— start RECORD EXTRACTS —

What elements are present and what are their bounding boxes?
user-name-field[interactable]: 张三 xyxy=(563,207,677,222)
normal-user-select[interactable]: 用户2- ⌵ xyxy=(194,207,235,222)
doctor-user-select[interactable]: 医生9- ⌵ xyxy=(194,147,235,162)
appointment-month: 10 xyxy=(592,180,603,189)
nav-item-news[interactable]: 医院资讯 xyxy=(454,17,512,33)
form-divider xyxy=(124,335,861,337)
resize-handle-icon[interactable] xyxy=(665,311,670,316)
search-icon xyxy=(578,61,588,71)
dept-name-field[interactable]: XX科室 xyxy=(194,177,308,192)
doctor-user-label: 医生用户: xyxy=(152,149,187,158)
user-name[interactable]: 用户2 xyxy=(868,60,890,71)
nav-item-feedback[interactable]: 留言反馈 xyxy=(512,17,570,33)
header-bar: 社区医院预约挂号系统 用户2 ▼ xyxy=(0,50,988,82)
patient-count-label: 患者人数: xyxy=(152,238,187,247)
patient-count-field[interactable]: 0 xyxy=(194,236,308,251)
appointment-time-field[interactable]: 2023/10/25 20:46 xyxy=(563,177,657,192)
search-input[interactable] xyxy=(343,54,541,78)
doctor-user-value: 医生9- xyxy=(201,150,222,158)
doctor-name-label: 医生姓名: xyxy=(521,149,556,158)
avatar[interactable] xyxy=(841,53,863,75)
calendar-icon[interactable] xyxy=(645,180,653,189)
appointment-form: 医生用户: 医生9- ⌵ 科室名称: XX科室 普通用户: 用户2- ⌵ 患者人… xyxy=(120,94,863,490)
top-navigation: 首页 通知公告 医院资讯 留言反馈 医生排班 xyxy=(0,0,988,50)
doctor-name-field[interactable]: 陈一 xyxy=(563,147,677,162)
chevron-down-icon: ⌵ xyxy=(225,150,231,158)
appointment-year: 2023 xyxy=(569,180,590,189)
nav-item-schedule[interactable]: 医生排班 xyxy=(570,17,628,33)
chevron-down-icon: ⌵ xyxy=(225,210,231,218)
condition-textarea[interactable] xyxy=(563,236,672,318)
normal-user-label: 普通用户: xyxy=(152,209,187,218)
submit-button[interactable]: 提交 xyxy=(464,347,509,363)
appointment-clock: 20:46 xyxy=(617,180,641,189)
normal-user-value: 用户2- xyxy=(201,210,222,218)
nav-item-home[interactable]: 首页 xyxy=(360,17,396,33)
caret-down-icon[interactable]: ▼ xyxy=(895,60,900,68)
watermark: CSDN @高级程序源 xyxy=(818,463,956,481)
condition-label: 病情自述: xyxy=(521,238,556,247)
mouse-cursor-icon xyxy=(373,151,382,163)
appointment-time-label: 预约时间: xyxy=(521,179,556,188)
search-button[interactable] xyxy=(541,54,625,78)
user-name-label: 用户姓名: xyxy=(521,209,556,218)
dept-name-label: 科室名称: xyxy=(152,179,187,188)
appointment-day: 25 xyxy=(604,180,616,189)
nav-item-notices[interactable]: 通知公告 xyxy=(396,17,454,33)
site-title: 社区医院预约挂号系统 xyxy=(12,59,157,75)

— end RECORD EXTRACTS —

▶ BRIEF
Reproduce the material in full, swapping every "chevron-down-icon" for "dropdown-arrow-icon" and leaving all else untouched.

▶ THE COMPLETED TASK
What elements are present and what are their bounding boxes?
user-name-field[interactable]: 张三 xyxy=(563,207,677,222)
normal-user-select[interactable]: 用户2- ⌵ xyxy=(194,207,235,222)
doctor-user-select[interactable]: 医生9- ⌵ xyxy=(194,147,235,162)
appointment-month: 10 xyxy=(592,180,603,189)
nav-item-news[interactable]: 医院资讯 xyxy=(454,17,512,33)
form-divider xyxy=(124,335,861,337)
resize-handle-icon[interactable] xyxy=(665,311,670,316)
search-icon xyxy=(578,61,588,71)
dept-name-field[interactable]: XX科室 xyxy=(194,177,308,192)
doctor-user-label: 医生用户: xyxy=(152,149,187,158)
user-name[interactable]: 用户2 xyxy=(868,60,890,71)
nav-item-feedback[interactable]: 留言反馈 xyxy=(512,17,570,33)
header-bar: 社区医院预约挂号系统 用户2 ▼ xyxy=(0,50,988,82)
patient-count-label: 患者人数: xyxy=(152,238,187,247)
patient-count-field[interactable]: 0 xyxy=(194,236,308,251)
appointment-time-field[interactable]: 2023/10/25 20:46 xyxy=(563,177,657,192)
search-input[interactable] xyxy=(343,54,541,78)
doctor-user-value: 医生9- xyxy=(201,150,222,158)
doctor-name-label: 医生姓名: xyxy=(521,149,556,158)
avatar[interactable] xyxy=(841,53,863,75)
calendar-icon[interactable] xyxy=(645,180,653,189)
appointment-form: 医生用户: 医生9- ⌵ 科室名称: XX科室 普通用户: 用户2- ⌵ 患者人… xyxy=(120,94,863,490)
top-navigation: 首页 通知公告 医院资讯 留言反馈 医生排班 xyxy=(0,0,988,50)
doctor-name-field[interactable]: 陈一 xyxy=(563,147,677,162)
dropdown-arrow-icon: ⌵ xyxy=(225,150,231,158)
appointment-year: 2023 xyxy=(569,180,590,189)
nav-item-schedule[interactable]: 医生排班 xyxy=(570,17,628,33)
dropdown-arrow-icon: ⌵ xyxy=(225,210,231,218)
condition-textarea[interactable] xyxy=(563,236,672,318)
normal-user-label: 普通用户: xyxy=(152,209,187,218)
submit-button[interactable]: 提交 xyxy=(464,347,509,363)
appointment-clock: 20:46 xyxy=(617,180,641,189)
normal-user-value: 用户2- xyxy=(201,210,222,218)
nav-item-home[interactable]: 首页 xyxy=(360,17,396,33)
caret-down-icon[interactable]: ▼ xyxy=(895,60,900,68)
watermark: CSDN @高级程序源 xyxy=(818,463,956,481)
condition-label: 病情自述: xyxy=(521,238,556,247)
mouse-cursor-icon xyxy=(373,151,382,163)
appointment-time-label: 预约时间: xyxy=(521,179,556,188)
search-button[interactable] xyxy=(541,54,625,78)
user-name-label: 用户姓名: xyxy=(521,209,556,218)
dept-name-label: 科室名称: xyxy=(152,179,187,188)
appointment-day: 25 xyxy=(604,180,616,189)
nav-item-notices[interactable]: 通知公告 xyxy=(396,17,454,33)
site-title: 社区医院预约挂号系统 xyxy=(12,59,157,75)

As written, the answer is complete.